§ Problem requirements:
In the data below, find each line containing the string "προστασίας" and return it.

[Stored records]
........
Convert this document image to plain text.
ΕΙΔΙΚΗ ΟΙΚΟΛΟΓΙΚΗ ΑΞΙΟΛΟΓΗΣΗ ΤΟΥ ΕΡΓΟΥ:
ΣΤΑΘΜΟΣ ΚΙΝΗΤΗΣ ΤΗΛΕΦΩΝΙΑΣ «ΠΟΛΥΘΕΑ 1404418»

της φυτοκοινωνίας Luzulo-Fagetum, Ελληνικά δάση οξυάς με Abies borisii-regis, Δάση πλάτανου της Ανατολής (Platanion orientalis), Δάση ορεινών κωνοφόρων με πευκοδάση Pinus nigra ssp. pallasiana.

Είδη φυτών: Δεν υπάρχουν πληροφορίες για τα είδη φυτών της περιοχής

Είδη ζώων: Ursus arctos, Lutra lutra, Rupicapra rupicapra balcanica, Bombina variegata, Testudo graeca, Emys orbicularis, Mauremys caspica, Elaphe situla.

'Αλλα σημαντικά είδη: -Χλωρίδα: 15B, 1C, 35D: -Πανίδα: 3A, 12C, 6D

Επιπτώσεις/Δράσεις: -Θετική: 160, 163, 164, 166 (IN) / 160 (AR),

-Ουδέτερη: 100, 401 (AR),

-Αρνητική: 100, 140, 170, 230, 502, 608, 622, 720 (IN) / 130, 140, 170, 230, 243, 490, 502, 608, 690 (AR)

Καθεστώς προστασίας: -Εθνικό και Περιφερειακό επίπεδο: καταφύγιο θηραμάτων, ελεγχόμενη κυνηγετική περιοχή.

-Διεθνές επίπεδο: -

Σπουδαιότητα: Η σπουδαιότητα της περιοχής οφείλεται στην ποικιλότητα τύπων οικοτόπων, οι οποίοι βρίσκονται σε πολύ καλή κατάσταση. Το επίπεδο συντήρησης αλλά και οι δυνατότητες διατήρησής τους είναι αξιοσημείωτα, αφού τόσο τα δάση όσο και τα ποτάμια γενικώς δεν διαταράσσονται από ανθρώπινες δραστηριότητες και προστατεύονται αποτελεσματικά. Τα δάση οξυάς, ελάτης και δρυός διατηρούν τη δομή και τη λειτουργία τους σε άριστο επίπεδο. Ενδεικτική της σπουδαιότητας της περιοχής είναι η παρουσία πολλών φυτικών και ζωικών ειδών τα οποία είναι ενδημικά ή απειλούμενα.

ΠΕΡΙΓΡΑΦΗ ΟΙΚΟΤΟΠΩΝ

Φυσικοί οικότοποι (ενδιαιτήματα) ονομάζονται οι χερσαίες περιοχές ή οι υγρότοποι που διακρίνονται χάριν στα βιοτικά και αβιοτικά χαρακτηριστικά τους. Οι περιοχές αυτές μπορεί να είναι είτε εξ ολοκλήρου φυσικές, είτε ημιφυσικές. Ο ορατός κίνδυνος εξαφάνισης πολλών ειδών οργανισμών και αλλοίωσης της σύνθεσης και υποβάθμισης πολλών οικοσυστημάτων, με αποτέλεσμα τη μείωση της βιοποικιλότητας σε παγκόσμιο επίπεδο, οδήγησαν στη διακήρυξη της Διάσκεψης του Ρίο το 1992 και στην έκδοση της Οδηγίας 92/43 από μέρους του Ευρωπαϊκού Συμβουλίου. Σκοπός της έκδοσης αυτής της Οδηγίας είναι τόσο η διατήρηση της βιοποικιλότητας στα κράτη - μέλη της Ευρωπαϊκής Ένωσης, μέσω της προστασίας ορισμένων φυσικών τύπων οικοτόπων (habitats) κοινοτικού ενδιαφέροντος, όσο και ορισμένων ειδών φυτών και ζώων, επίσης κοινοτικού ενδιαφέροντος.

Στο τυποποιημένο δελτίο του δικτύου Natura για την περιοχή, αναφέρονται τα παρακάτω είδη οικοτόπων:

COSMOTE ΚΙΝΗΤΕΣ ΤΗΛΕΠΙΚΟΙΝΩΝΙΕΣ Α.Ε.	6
........
§ Result of this task:
Καθεστώς προστασίας: -Εθνικό και Περιφερειακό επίπεδο: καταφύγιο θηραμάτων, ελεγχόμενη κυνηγετική περιοχή.
Φυσικοί οικότοποι (ενδιαιτήματα) ονομάζονται οι χερσαίες περιοχές ή οι υγρότοποι που διακρίνονται χάριν στα βιοτικά και αβιοτικά χαρακτηριστικά τους. Οι περιοχές αυτές μπορεί να είναι είτε εξ ολοκλήρου φυσικές, είτε ημιφυσικές. Ο ορατός κίνδυνος εξαφάνισης πολλών ειδών οργανισμών και αλλοίωσης της σύνθεσης και υποβάθμισης πολλών οικοσυστημάτων, με αποτέλεσμα τη μείωση της βιοποικιλότητας σε παγκόσμιο επίπεδο, οδήγησαν στη διακήρυξη της Διάσκεψης του Ρίο το 1992 και στην έκδοση της Οδηγίας 92/43 από μέρους του Ευρωπαϊκού Συμβουλίου. Σκοπός της έκδοσης αυτής της Οδηγίας είναι τόσο η διατήρηση της βιοποικιλότητας στα κράτη - μέλη της Ευρωπαϊκής Ένωσης, μέσω της προστασίας ορισμένων φυσικών τύπων οικοτόπων (habitats) κοινοτικού ενδιαφέροντος, όσο και ορισμένων ειδών φυτών και ζώων, επίσης κοινοτικού ενδιαφέροντος.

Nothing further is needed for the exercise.